## YOUR TASK
Omit every picture and write out the rest of the records exactly.

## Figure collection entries
★ ★ ★ ★ ★

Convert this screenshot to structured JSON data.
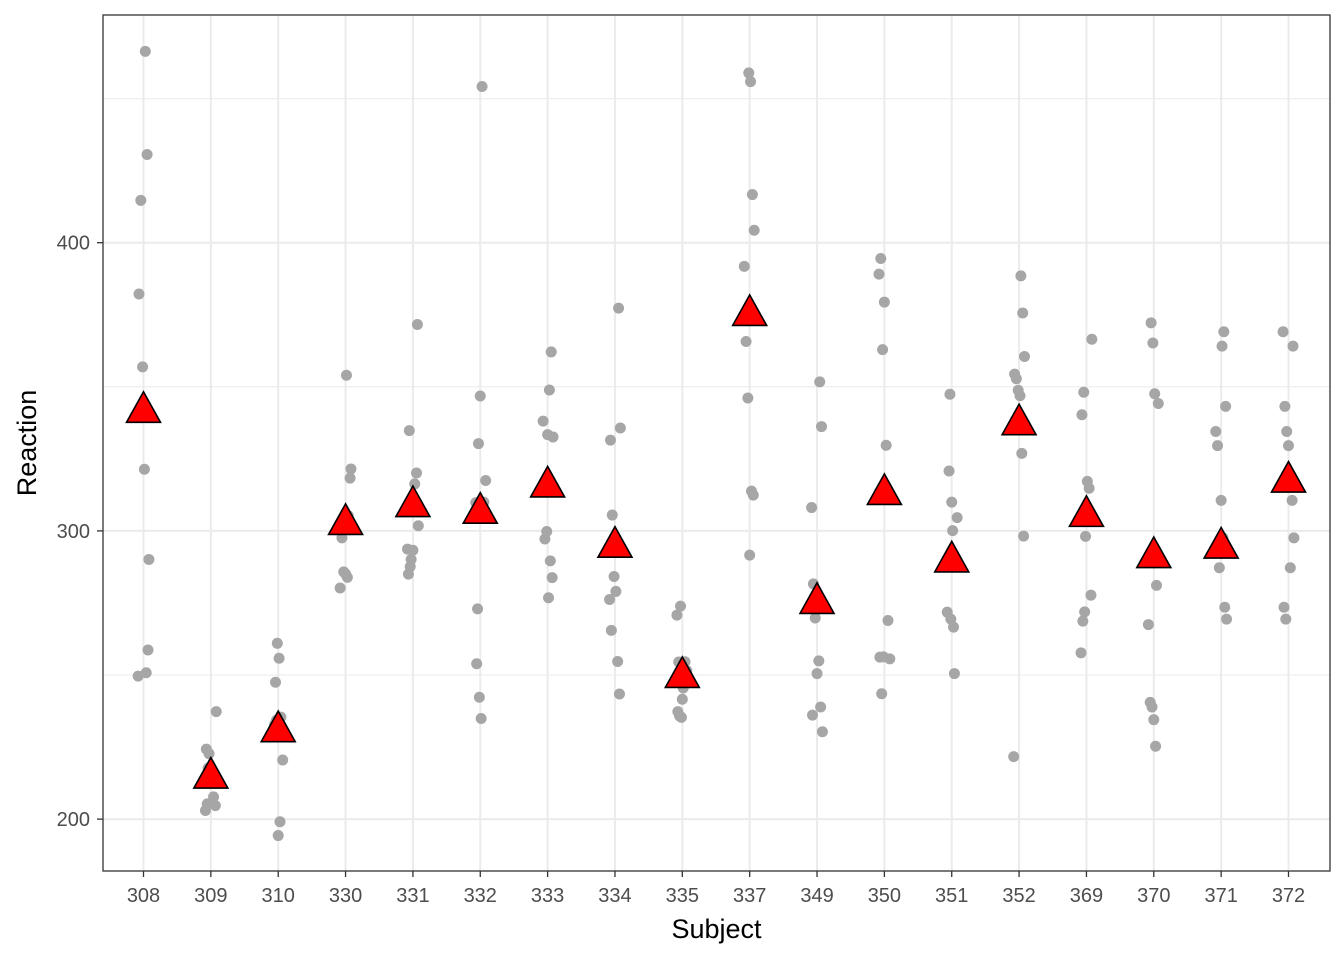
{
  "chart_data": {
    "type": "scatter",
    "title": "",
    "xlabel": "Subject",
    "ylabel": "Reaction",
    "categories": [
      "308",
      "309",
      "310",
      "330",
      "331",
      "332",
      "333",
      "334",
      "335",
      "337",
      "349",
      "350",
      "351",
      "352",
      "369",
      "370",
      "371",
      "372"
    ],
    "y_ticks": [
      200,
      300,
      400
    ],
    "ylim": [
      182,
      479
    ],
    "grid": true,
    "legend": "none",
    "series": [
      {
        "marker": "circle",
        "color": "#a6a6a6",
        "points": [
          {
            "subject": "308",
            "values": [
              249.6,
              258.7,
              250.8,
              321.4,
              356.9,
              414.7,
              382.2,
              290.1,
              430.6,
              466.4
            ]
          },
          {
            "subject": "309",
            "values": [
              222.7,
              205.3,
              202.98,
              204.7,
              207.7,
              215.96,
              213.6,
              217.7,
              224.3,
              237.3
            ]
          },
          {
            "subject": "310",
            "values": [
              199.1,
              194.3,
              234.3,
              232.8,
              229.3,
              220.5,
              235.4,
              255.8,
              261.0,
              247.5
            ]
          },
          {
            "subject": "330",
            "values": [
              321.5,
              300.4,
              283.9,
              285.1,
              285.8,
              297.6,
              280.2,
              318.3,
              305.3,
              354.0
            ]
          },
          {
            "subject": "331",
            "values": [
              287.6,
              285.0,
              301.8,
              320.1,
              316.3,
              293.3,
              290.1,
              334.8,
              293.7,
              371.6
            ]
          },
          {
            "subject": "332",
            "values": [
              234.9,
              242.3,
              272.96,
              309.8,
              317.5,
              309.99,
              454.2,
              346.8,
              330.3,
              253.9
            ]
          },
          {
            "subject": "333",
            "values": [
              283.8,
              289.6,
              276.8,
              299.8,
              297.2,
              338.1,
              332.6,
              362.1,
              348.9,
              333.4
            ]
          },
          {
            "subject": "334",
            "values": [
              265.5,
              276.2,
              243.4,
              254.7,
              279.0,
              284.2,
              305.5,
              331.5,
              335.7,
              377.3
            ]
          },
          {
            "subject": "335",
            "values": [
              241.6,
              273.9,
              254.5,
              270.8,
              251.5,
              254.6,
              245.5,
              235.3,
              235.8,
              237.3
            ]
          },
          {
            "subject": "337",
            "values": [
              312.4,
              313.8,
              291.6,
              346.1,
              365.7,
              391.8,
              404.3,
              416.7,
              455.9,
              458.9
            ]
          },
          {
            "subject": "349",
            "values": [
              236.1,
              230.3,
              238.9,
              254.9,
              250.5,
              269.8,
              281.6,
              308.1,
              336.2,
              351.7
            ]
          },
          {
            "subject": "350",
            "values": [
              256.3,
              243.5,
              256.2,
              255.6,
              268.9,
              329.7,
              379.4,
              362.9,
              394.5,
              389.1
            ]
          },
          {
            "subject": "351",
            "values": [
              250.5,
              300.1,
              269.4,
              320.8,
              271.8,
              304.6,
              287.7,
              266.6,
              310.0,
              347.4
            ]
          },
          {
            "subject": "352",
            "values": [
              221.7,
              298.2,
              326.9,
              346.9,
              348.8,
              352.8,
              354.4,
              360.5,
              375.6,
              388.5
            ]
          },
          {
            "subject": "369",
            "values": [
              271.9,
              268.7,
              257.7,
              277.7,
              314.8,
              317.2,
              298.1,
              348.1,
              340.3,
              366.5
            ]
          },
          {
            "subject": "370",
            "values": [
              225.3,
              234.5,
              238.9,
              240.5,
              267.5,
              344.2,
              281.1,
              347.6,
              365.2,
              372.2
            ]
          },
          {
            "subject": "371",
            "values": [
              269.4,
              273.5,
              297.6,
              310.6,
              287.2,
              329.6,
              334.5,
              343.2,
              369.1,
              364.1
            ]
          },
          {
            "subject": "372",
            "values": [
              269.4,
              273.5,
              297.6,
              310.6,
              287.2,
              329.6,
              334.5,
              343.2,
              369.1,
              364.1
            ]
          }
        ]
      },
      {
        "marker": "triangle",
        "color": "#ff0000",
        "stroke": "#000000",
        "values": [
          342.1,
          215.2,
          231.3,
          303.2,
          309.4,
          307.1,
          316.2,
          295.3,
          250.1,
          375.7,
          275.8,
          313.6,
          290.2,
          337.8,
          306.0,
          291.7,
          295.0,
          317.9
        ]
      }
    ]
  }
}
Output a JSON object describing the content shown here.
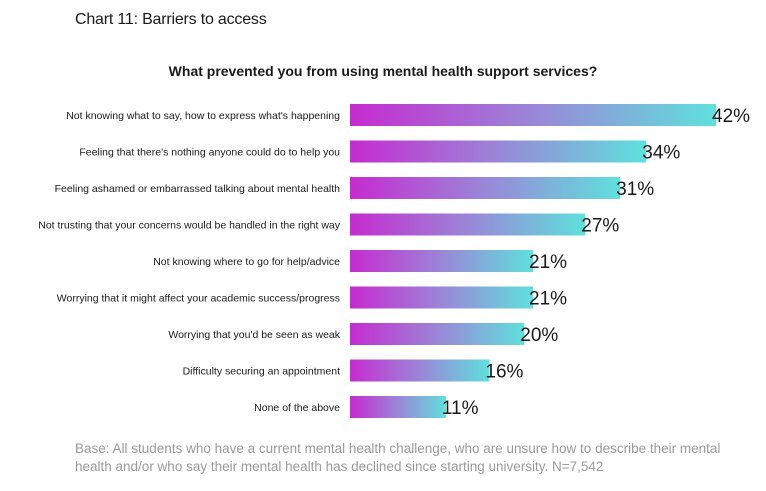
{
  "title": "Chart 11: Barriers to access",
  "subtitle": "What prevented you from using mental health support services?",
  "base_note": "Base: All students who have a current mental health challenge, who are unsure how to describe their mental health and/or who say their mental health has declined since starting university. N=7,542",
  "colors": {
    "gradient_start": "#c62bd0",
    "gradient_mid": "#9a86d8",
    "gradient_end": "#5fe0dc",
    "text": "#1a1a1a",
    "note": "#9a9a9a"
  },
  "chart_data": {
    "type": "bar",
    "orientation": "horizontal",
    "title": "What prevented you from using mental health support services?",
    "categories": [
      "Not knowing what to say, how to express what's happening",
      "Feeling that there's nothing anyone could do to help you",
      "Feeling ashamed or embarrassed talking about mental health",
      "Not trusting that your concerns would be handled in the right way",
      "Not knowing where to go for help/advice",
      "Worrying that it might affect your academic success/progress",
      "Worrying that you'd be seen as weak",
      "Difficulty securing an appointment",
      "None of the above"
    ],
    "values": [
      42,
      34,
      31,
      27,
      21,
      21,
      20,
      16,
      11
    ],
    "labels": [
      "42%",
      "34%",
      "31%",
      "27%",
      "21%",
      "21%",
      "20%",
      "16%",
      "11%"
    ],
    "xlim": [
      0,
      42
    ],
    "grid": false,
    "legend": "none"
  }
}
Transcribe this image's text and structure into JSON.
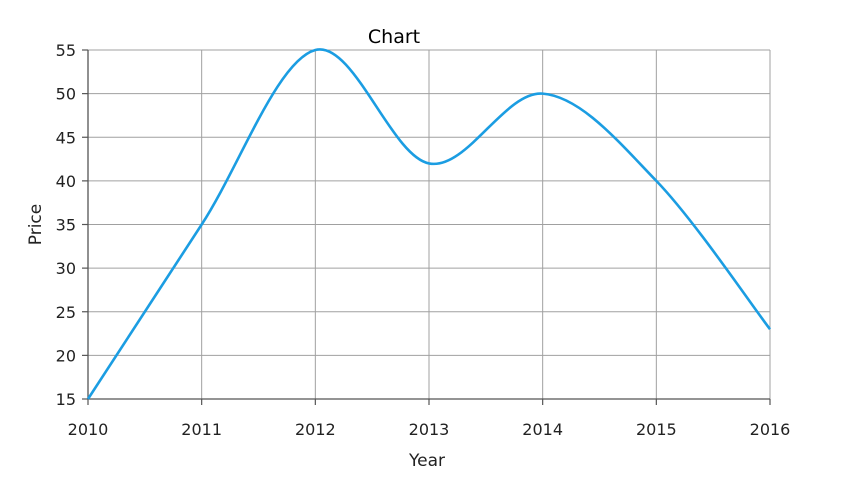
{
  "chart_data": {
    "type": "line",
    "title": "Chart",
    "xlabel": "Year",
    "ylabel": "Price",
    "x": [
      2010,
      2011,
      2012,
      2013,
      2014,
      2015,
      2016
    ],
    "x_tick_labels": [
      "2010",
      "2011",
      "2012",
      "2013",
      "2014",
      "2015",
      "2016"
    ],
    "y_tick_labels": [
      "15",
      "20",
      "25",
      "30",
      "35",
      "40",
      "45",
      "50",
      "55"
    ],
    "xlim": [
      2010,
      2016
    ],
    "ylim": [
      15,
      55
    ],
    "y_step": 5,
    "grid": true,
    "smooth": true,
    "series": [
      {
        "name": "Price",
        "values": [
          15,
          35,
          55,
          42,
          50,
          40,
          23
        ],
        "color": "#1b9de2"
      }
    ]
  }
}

★ ★ ★ ★ ★

## THE OUTPUT
Convert this screenshot to structured JSON data.
{
  "chart_data": {
    "type": "scatter",
    "title": "",
    "xlabel": "Subject",
    "ylabel": "Reaction",
    "categories": [
      "308",
      "309",
      "310",
      "330",
      "331",
      "332",
      "333",
      "334",
      "335",
      "337",
      "349",
      "350",
      "351",
      "352",
      "369",
      "370",
      "371",
      "372"
    ],
    "y_ticks": [
      200,
      300,
      400
    ],
    "ylim": [
      182,
      479
    ],
    "grid": true,
    "legend": "none",
    "series": [
      {
        "marker": "circle",
        "color": "#a6a6a6",
        "points": [
          {
            "subject": "308",
            "values": [
              249.6,
              258.7,
              250.8,
              321.4,
              356.9,
              414.7,
              382.2,
              290.1,
              430.6,
              466.4
            ]
          },
          {
            "subject": "309",
            "values": [
              222.7,
              205.3,
              202.98,
              204.7,
              207.7,
              215.96,
              213.6,
              217.7,
              224.3,
              237.3
            ]
          },
          {
            "subject": "310",
            "values": [
              199.1,
              194.3,
              234.3,
              232.8,
              229.3,
              220.5,
              235.4,
              255.8,
              261.0,
              247.5
            ]
          },
          {
            "subject": "330",
            "values": [
              321.5,
              300.4,
              283.9,
              285.1,
              285.8,
              297.6,
              280.2,
              318.3,
              305.3,
              354.0
            ]
          },
          {
            "subject": "331",
            "values": [
              287.6,
              285.0,
              301.8,
              320.1,
              316.3,
              293.3,
              290.1,
              334.8,
              293.7,
              371.6
            ]
          },
          {
            "subject": "332",
            "values": [
              234.9,
              242.3,
              272.96,
              309.8,
              317.5,
              309.99,
              454.2,
              346.8,
              330.3,
              253.9
            ]
          },
          {
            "subject": "333",
            "values": [
              283.8,
              289.6,
              276.8,
              299.8,
              297.2,
              338.1,
              332.6,
              362.1,
              348.9,
              333.4
            ]
          },
          {
            "subject": "334",
            "values": [
              265.5,
              276.2,
              243.4,
              254.7,
              279.0,
              284.2,
              305.5,
              331.5,
              335.7,
              377.3
            ]
          },
          {
            "subject": "335",
            "values": [
              241.6,
              273.9,
              254.5,
              270.8,
              251.5,
              254.6,
              245.5,
              235.3,
              235.8,
              237.3
            ]
          },
          {
            "subject": "337",
            "values": [
              312.4,
              313.8,
              291.6,
              346.1,
              365.7,
              391.8,
              404.3,
              416.7,
              455.9,
              458.9
            ]
          },
          {
            "subject": "349",
            "values": [
              236.1,
              230.3,
              238.9,
              254.9,
              250.5,
              269.8,
              281.6,
              308.1,
              336.2,
              351.7
            ]
          },
          {
            "subject": "350",
            "values": [
              256.3,
              243.5,
              256.2,
              255.6,
              268.9,
              329.7,
              379.4,
              362.9,
              394.5,
              389.1
            ]
          },
          {
            "subject": "351",
            "values": [
              250.5,
              300.1,
              269.4,
              320.8,
              271.8,
              304.6,
              287.7,
              266.6,
              310.0,
              347.4
            ]
          },
          {
            "subject": "352",
            "values": [
              221.7,
              298.2,
              326.9,
              346.9,
              348.8,
              352.8,
              354.4,
              360.5,
              375.6,
              388.5
            ]
          },
          {
            "subject": "369",
            "values": [
              271.9,
              268.7,
              257.7,
              277.7,
              314.8,
              317.2,
              298.1,
              348.1,
              340.3,
              366.5
            ]
          },
          {
            "subject": "370",
            "values": [
              225.3,
              234.5,
              238.9,
              240.5,
              267.5,
              344.2,
              281.1,
              347.6,
              365.2,
              372.2
            ]
          },
          {
            "subject": "371",
            "values": [
              269.4,
              273.5,
              297.6,
              310.6,
              287.2,
              329.6,
              334.5,
              343.2,
              369.1,
              364.1
            ]
          },
          {
            "subject": "372",
            "values": [
              269.4,
              273.5,
              297.6,
              310.6,
              287.2,
              329.6,
              334.5,
              343.2,
              369.1,
              364.1
            ]
          }
        ]
      },
      {
        "marker": "triangle",
        "color": "#ff0000",
        "stroke": "#000000",
        "values": [
          342.1,
          215.2,
          231.3,
          303.2,
          309.4,
          307.1,
          316.2,
          295.3,
          250.1,
          375.7,
          275.8,
          313.6,
          290.2,
          337.8,
          306.0,
          291.7,
          295.0,
          317.9
        ]
      }
    ]
  }
}
Output a JSON object describing the content shown here.
{
  "title": "Chart 11: Barriers to access",
  "subtitle": "What prevented you from using mental health support services?",
  "base_note": "Base: All students who have a current mental health challenge, who are unsure how to describe their mental health and/or who say their mental health has declined since starting university. N=7,542",
  "colors": {
    "gradient_start": "#c62bd0",
    "gradient_mid": "#9a86d8",
    "gradient_end": "#5fe0dc",
    "text": "#1a1a1a",
    "note": "#9a9a9a"
  },
  "chart_data": {
    "type": "bar",
    "orientation": "horizontal",
    "title": "What prevented you from using mental health support services?",
    "categories": [
      "Not knowing what to say, how to express what's happening",
      "Feeling that there's nothing anyone could do to help you",
      "Feeling ashamed or embarrassed talking about mental health",
      "Not trusting that your concerns would be handled in the right way",
      "Not knowing where to go for help/advice",
      "Worrying that it might affect your academic success/progress",
      "Worrying that you'd be seen as weak",
      "Difficulty securing an appointment",
      "None of the above"
    ],
    "values": [
      42,
      34,
      31,
      27,
      21,
      21,
      20,
      16,
      11
    ],
    "labels": [
      "42%",
      "34%",
      "31%",
      "27%",
      "21%",
      "21%",
      "20%",
      "16%",
      "11%"
    ],
    "xlim": [
      0,
      42
    ],
    "grid": false,
    "legend": "none"
  }
}
Transcribe this image's text and structure into JSON.
{
  "chart_data": {
    "type": "line",
    "title": "Chart",
    "xlabel": "Year",
    "ylabel": "Price",
    "x": [
      2010,
      2011,
      2012,
      2013,
      2014,
      2015,
      2016
    ],
    "x_tick_labels": [
      "2010",
      "2011",
      "2012",
      "2013",
      "2014",
      "2015",
      "2016"
    ],
    "y_tick_labels": [
      "15",
      "20",
      "25",
      "30",
      "35",
      "40",
      "45",
      "50",
      "55"
    ],
    "xlim": [
      2010,
      2016
    ],
    "ylim": [
      15,
      55
    ],
    "y_step": 5,
    "grid": true,
    "smooth": true,
    "series": [
      {
        "name": "Price",
        "values": [
          15,
          35,
          55,
          42,
          50,
          40,
          23
        ],
        "color": "#1b9de2"
      }
    ]
  }
}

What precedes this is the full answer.